_SET EXERCISE_
From the listing below, return each line that includes "Paste".

_THE DATA_
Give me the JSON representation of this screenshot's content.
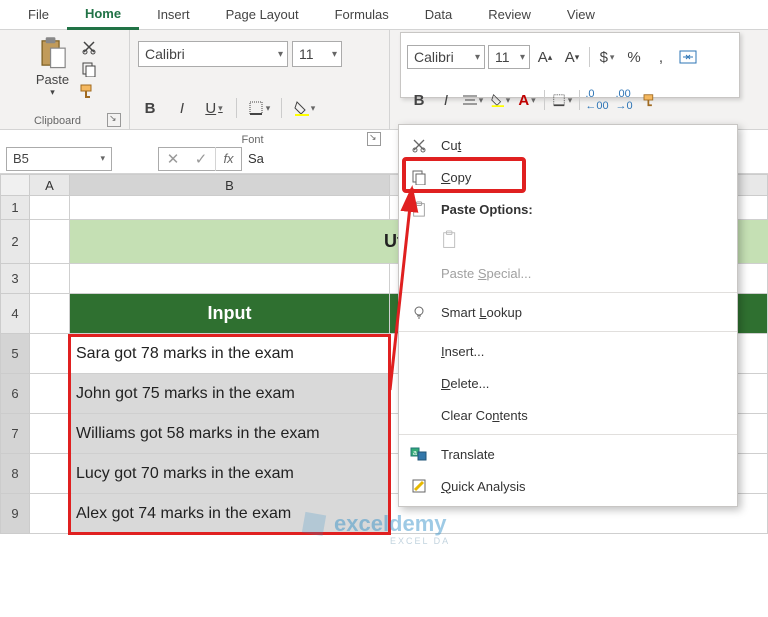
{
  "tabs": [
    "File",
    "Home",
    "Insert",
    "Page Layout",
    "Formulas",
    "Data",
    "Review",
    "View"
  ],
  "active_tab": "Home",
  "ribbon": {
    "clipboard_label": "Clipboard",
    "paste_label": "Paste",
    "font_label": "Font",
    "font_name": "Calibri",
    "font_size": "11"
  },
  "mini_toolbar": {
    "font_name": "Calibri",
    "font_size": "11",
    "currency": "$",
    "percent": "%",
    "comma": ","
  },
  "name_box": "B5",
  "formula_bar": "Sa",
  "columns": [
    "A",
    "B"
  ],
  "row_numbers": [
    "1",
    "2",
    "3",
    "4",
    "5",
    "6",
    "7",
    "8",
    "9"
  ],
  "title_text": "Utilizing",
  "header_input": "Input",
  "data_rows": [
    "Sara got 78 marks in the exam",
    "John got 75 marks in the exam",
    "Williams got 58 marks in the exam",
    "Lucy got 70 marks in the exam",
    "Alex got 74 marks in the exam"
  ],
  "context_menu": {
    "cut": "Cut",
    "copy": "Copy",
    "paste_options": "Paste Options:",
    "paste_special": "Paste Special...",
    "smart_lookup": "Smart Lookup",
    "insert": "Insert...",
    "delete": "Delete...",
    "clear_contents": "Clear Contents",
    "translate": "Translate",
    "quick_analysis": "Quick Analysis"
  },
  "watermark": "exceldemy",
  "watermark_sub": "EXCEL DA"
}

_RESULT OF THIS EXERCISE_
    "paste_label": "Paste",
    "paste_options": "Paste Options:",
    "paste_special": "Paste Special...",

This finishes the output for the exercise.